* [INSTRUCTIONS TO FOLLOW]:
Quote every line of the data below as it stands, omitting pictures.

* [RECORD EXTRACTS]:
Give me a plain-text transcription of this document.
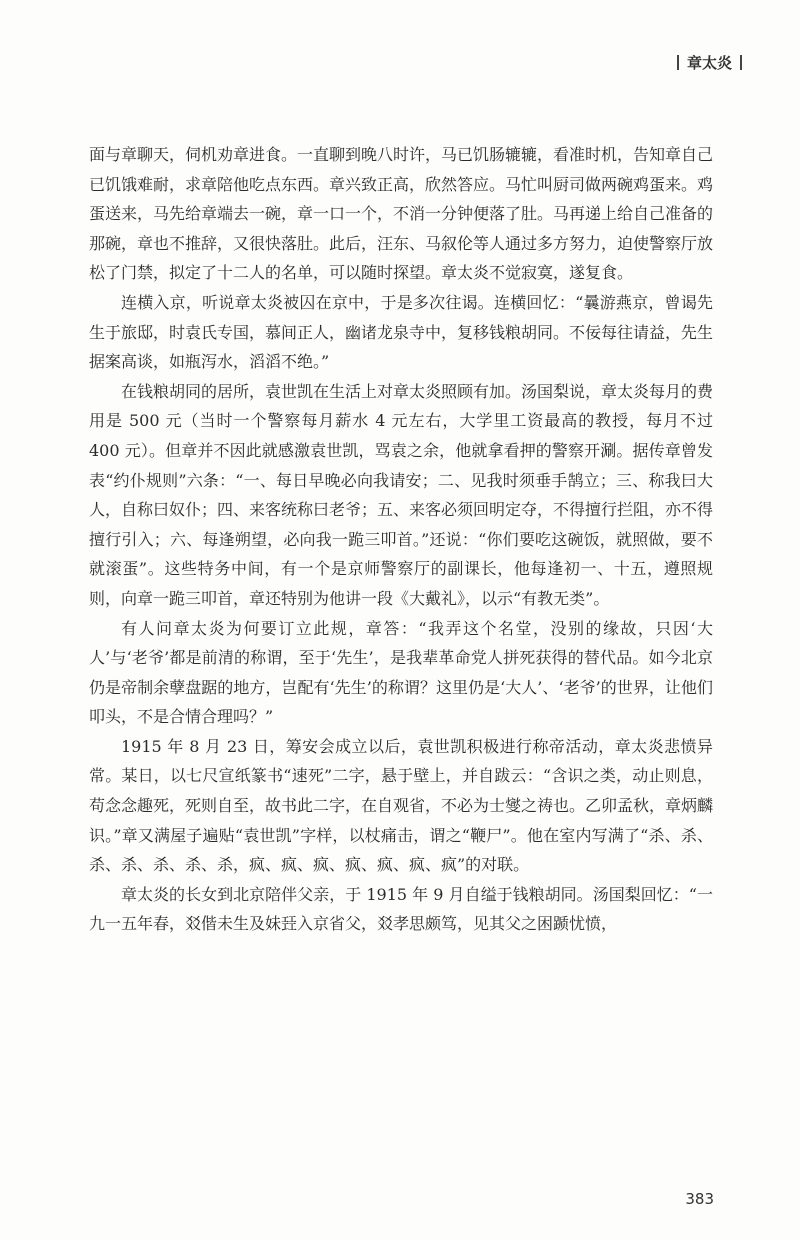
章太炎

面与章聊天，伺机劝章进食。一直聊到晚八时许，马已饥肠辘辘，看准时机，告知章自己已饥饿难耐，求章陪他吃点东西。章兴致正高，欣然答应。马忙叫厨司做两碗鸡蛋来。鸡蛋送来，马先给章端去一碗，章一口一个，不消一分钟便落了肚。马再递上给自己准备的那碗，章也不推辞，又很快落肚。此后，汪东、马叙伦等人通过多方努力，迫使警察厅放松了门禁，拟定了十二人的名单，可以随时探望。章太炎不觉寂寞，遂复食。

连横入京，听说章太炎被囚在京中，于是多次往谒。连横回忆：“曩游燕京，曾谒先生于旅邸，时袁氏专国，慕间正人，幽诸龙泉寺中，复移钱粮胡同。不佞每往请益，先生据案高谈，如瓶泻水，滔滔不绝。”

在钱粮胡同的居所，袁世凯在生活上对章太炎照顾有加。汤国梨说，章太炎每月的费用是 500 元（当时一个警察每月薪水 4 元左右，大学里工资最高的教授，每月不过 400 元）。但章并不因此就感激袁世凯，骂袁之余，他就拿看押的警察开涮。据传章曾发表“约仆规则”六条：“一、每日早晚必向我请安；二、见我时须垂手鹄立；三、称我曰大人，自称曰奴仆；四、来客统称曰老爷；五、来客必须回明定夺，不得擅行拦阻，亦不得擅行引入；六、每逢朔望，必向我一跪三叩首。”还说：“你们要吃这碗饭，就照做，要不就滚蛋”。这些特务中间，有一个是京师警察厅的副课长，他每逢初一、十五，遵照规则，向章一跪三叩首，章还特别为他讲一段《大戴礼》，以示“有教无类”。

有人问章太炎为何要订立此规，章答：“我弄这个名堂，没别的缘故，只因‘大人’与‘老爷’都是前清的称谓，至于‘先生’，是我辈革命党人拼死获得的替代品。如今北京仍是帝制余孽盘踞的地方，岂配有‘先生’的称谓？这里仍是‘大人’、‘老爷’的世界，让他们叩头，不是合情合理吗？”

1915 年 8 月 23 日，筹安会成立以后，袁世凯积极进行称帝活动，章太炎悲愤异常。某日，以七尺宣纸篆书“速死”二字，悬于壁上，并自跋云：“含识之类，动止则息，苟念念趣死，死则自至，故书此二字，在自观省，不必为士燮之祷也。乙卯孟秋，章炳麟识。”章又满屋子遍贴“袁世凯”字样，以杖痛击，谓之“鞭尸”。他在室内写满了“杀、杀、杀、杀、杀、杀、杀，疯、疯、疯、疯、疯、疯、疯”的对联。

章太炎的长女到北京陪伴父亲，于 1915 年 9 月自缢于钱粮胡同。汤国梨回忆：“一九一五年春，㸚偕未生及妹㠭入京省父，㸚孝思颇笃，见其父之困踬忧愤，

383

* [RESULT OF THIS TASK]:
Give me a plain-text transcription of this document.
章太炎

面与章聊天，伺机劝章进食。一直聊到晚八时许，马已饥肠辘辘，看准时机，告知章自己已饥饿难耐，求章陪他吃点东西。章兴致正高，欣然答应。马忙叫厨司做两碗鸡蛋来。鸡蛋送来，马先给章端去一碗，章一口一个，不消一分钟便落了肚。马再递上给自己准备的那碗，章也不推辞，又很快落肚。此后，汪东、马叙伦等人通过多方努力，迫使警察厅放松了门禁，拟定了十二人的名单，可以随时探望。章太炎不觉寂寞，遂复食。

连横入京，听说章太炎被囚在京中，于是多次往谒。连横回忆：“曩游燕京，曾谒先生于旅邸，时袁氏专国，慕间正人，幽诸龙泉寺中，复移钱粮胡同。不佞每往请益，先生据案高谈，如瓶泻水，滔滔不绝。”

在钱粮胡同的居所，袁世凯在生活上对章太炎照顾有加。汤国梨说，章太炎每月的费用是 500 元（当时一个警察每月薪水 4 元左右，大学里工资最高的教授，每月不过 400 元）。但章并不因此就感激袁世凯，骂袁之余，他就拿看押的警察开涮。据传章曾发表“约仆规则”六条：“一、每日早晚必向我请安；二、见我时须垂手鹄立；三、称我曰大人，自称曰奴仆；四、来客统称曰老爷；五、来客必须回明定夺，不得擅行拦阻，亦不得擅行引入；六、每逢朔望，必向我一跪三叩首。”还说：“你们要吃这碗饭，就照做，要不就滚蛋”。这些特务中间，有一个是京师警察厅的副课长，他每逢初一、十五，遵照规则，向章一跪三叩首，章还特别为他讲一段《大戴礼》，以示“有教无类”。

有人问章太炎为何要订立此规，章答：“我弄这个名堂，没别的缘故，只因‘大人’与‘老爷’都是前清的称谓，至于‘先生’，是我辈革命党人拼死获得的替代品。如今北京仍是帝制余孽盘踞的地方，岂配有‘先生’的称谓？这里仍是‘大人’、‘老爷’的世界，让他们叩头，不是合情合理吗？”

1915 年 8 月 23 日，筹安会成立以后，袁世凯积极进行称帝活动，章太炎悲愤异常。某日，以七尺宣纸篆书“速死”二字，悬于壁上，并自跋云：“含识之类，动止则息，苟念念趣死，死则自至，故书此二字，在自观省，不必为士燮之祷也。乙卯孟秋，章炳麟识。”章又满屋子遍贴“袁世凯”字样，以杖痛击，谓之“鞭尸”。他在室内写满了“杀、杀、杀、杀、杀、杀、杀，疯、疯、疯、疯、疯、疯、疯”的对联。

章太炎的长女到北京陪伴父亲，于 1915 年 9 月自缢于钱粮胡同。汤国梨回忆：“一九一五年春，㸚偕未生及妹㠭入京省父，㸚孝思颇笃，见其父之困踬忧愤，

383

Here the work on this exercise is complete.